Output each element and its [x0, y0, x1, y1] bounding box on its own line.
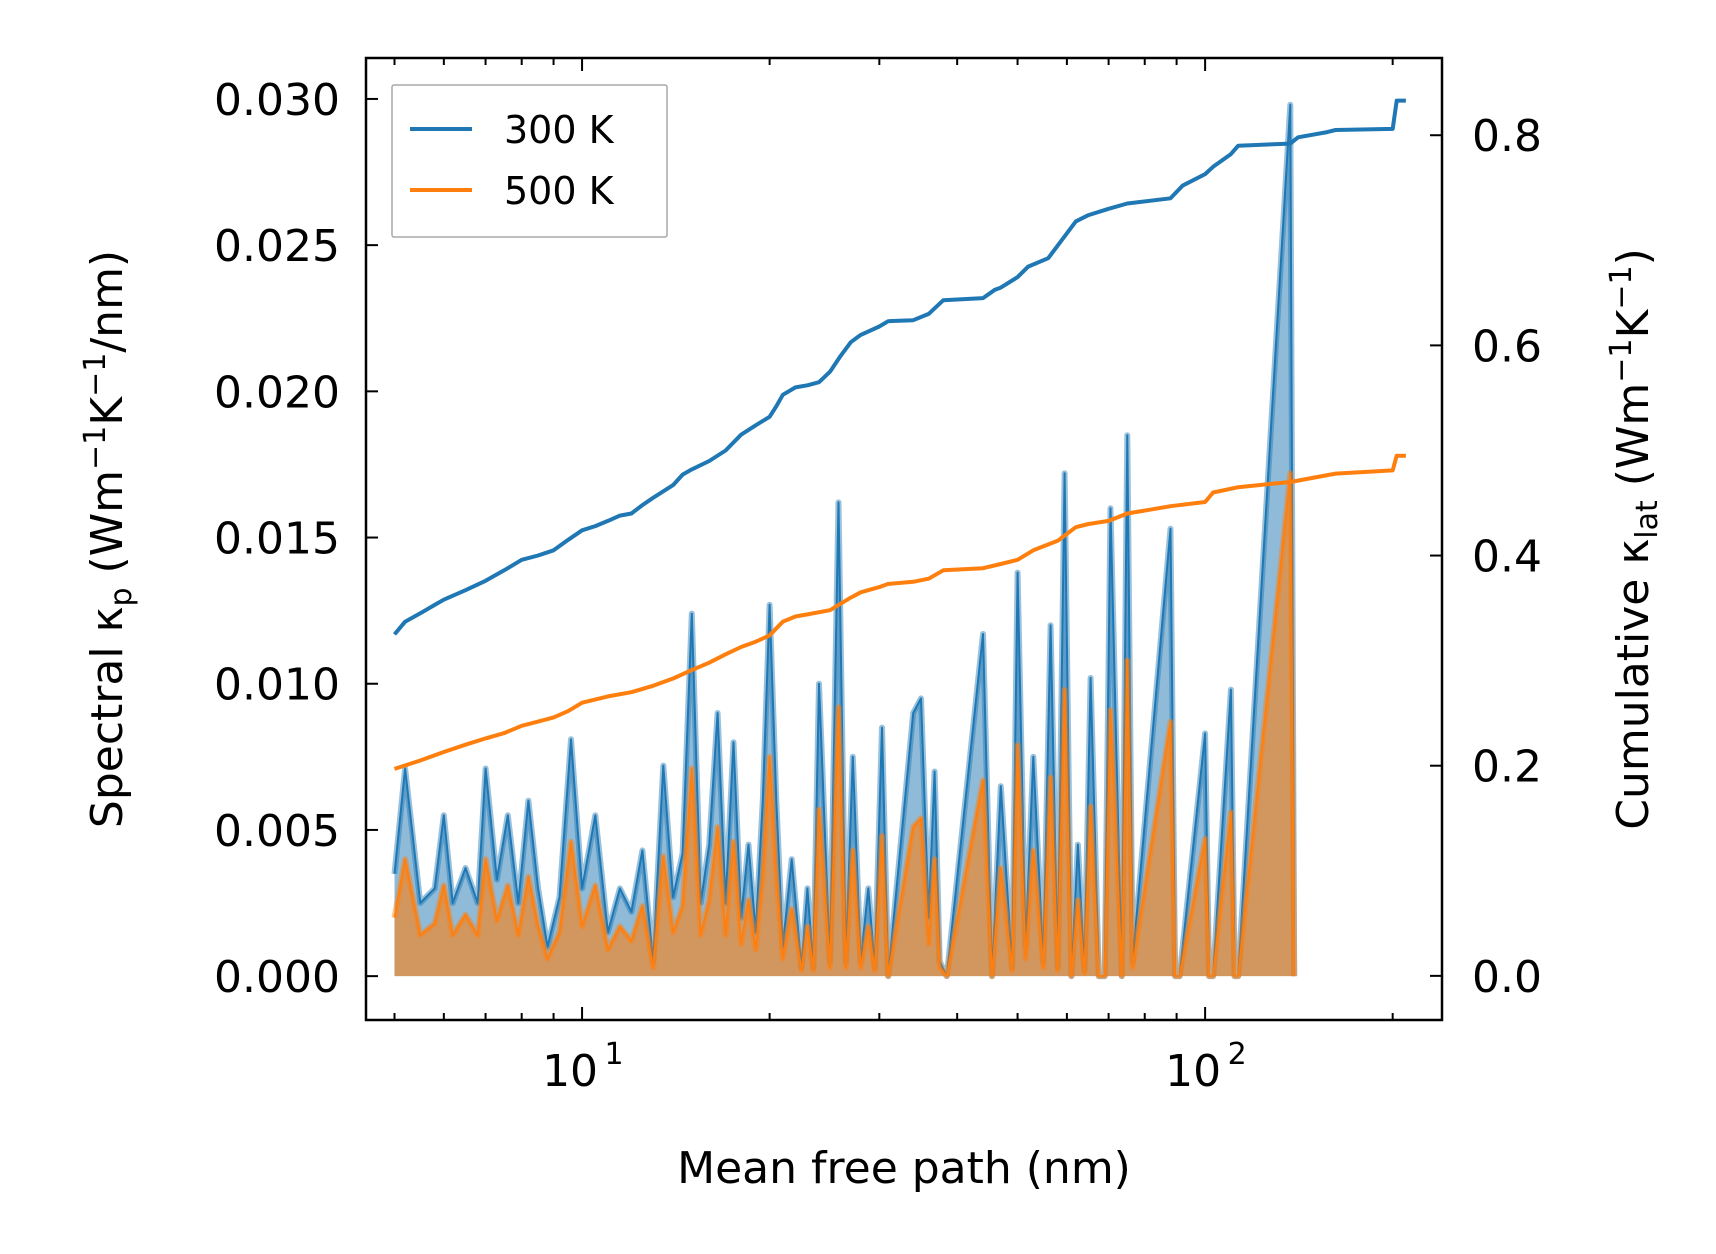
x-axis-title: Mean free path (nm): [677, 1143, 1131, 1194]
y-left-tick-label: 0.000: [214, 952, 340, 1003]
legend-label-300k: 300 K: [504, 108, 615, 152]
y-right-tick-label: 0.2: [1472, 742, 1542, 793]
y-left-sub: p: [104, 587, 139, 606]
y-left-tick-label: 0.025: [214, 221, 340, 272]
y-left-tick-label: 0.020: [214, 367, 340, 418]
y-left-unit-c: /nm): [82, 250, 133, 353]
plot-frame: [364, 56, 1444, 1022]
ticks-layer: 0.000 0.005 0.010 0.015 0.020 0.025 0.030 0.0 0.…: [214, 58, 1542, 1097]
legend: 300 K 500 K: [391, 84, 668, 238]
y-right-sup1: −1: [1604, 338, 1639, 382]
cumulative-line-500k: [393, 453, 1406, 771]
y-left-tick-label: 0.010: [214, 660, 340, 711]
y-axis-left-title: Spectral κp (Wm−1K−1/nm): [78, 250, 139, 828]
y-right-tick-label: 0.8: [1472, 111, 1542, 162]
x-tick-label-exponent: 2: [1228, 1037, 1247, 1072]
y-left-tick-label: 0.030: [214, 75, 340, 126]
y-right-unit-b: K: [1608, 308, 1659, 338]
y-left-tick-label: 0.015: [214, 514, 340, 565]
y-left-sup1: −1: [78, 426, 113, 470]
y-left-unit-a: (Wm: [82, 470, 133, 588]
y-right-unit-a: (Wm: [1608, 383, 1659, 501]
cumulative-line-300k: [392, 98, 1406, 636]
y-right-unit-c: ): [1608, 248, 1659, 265]
x-tick-label: 10: [542, 1046, 598, 1097]
spectral-area-500k: [394, 473, 1295, 977]
y-left-sup2: −1: [78, 353, 113, 397]
legend-label-500k: 500 K: [504, 169, 615, 213]
y-right-main: Cumulative κ: [1608, 539, 1659, 830]
y-right-tick-label: 0.6: [1472, 321, 1542, 372]
spectral-line-500k: [393, 472, 1296, 978]
y-right-tick-label: 0.4: [1472, 532, 1542, 583]
y-right-tick-label: 0.0: [1472, 952, 1542, 1003]
x-tick-label-exponent: 1: [605, 1037, 624, 1072]
y-right-sup2: −1: [1604, 265, 1639, 309]
cumulative-layer: [392, 98, 1406, 771]
y-right-sub: lat: [1630, 500, 1665, 539]
x-tick-label: 10: [1165, 1046, 1221, 1097]
y-axis-right-title: Cumulative κlat (Wm−1K−1): [1604, 248, 1665, 830]
y-left-unit-b: K: [82, 396, 133, 426]
y-left-main: Spectral κ: [82, 607, 133, 829]
legend-box: [391, 84, 668, 238]
y-left-tick-label: 0.005: [214, 806, 340, 857]
spectral-layer: [391, 101, 1298, 980]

Exercise directions:
Reproduce every line of the entry above word for word, omitting the picture.

Answer for this exercise:
Output each element and its [x0, y0, x1, y1] bounding box on its own line.
x-axis-title: Mean free path (nm): [677, 1143, 1131, 1194]
y-left-tick-label: 0.000: [214, 952, 340, 1003]
legend-label-300k: 300 K: [504, 108, 615, 152]
y-right-tick-label: 0.2: [1472, 742, 1542, 793]
y-left-sub: p: [104, 587, 139, 606]
y-left-tick-label: 0.025: [214, 221, 340, 272]
y-left-tick-label: 0.020: [214, 367, 340, 418]
y-left-unit-c: /nm): [82, 250, 133, 353]
plot-frame: [364, 56, 1444, 1022]
ticks-layer: 0.000 0.005 0.010 0.015 0.020 0.025 0.030 0.0 0.…: [214, 58, 1542, 1097]
legend: 300 K 500 K: [391, 84, 668, 238]
y-right-sup1: −1: [1604, 338, 1639, 382]
cumulative-line-500k: [393, 453, 1406, 771]
y-left-tick-label: 0.010: [214, 660, 340, 711]
y-axis-left-title: Spectral κp (Wm−1K−1/nm): [78, 250, 139, 828]
y-right-tick-label: 0.8: [1472, 111, 1542, 162]
x-tick-label-exponent: 2: [1228, 1037, 1247, 1072]
y-left-tick-label: 0.030: [214, 75, 340, 126]
y-right-unit-b: K: [1608, 308, 1659, 338]
y-left-tick-label: 0.015: [214, 514, 340, 565]
y-left-sup1: −1: [78, 426, 113, 470]
y-left-unit-a: (Wm: [82, 470, 133, 588]
y-right-unit-a: (Wm: [1608, 383, 1659, 501]
cumulative-line-300k: [392, 98, 1406, 636]
y-right-unit-c: ): [1608, 248, 1659, 265]
x-tick-label: 10: [542, 1046, 598, 1097]
spectral-area-500k: [394, 473, 1295, 977]
y-left-sup2: −1: [78, 353, 113, 397]
legend-label-500k: 500 K: [504, 169, 615, 213]
y-right-main: Cumulative κ: [1608, 539, 1659, 830]
y-right-tick-label: 0.6: [1472, 321, 1542, 372]
spectral-line-500k: [393, 472, 1296, 978]
y-right-tick-label: 0.4: [1472, 532, 1542, 583]
y-right-tick-label: 0.0: [1472, 952, 1542, 1003]
x-tick-label-exponent: 1: [605, 1037, 624, 1072]
y-right-sup2: −1: [1604, 265, 1639, 309]
cumulative-layer: [392, 98, 1406, 771]
y-right-sub: lat: [1630, 500, 1665, 539]
x-tick-label: 10: [1165, 1046, 1221, 1097]
y-axis-right-title: Cumulative κlat (Wm−1K−1): [1604, 248, 1665, 830]
y-left-unit-b: K: [82, 396, 133, 426]
y-left-main: Spectral κ: [82, 607, 133, 829]
legend-box: [391, 84, 668, 238]
y-left-tick-label: 0.005: [214, 806, 340, 857]
spectral-layer: [391, 101, 1298, 980]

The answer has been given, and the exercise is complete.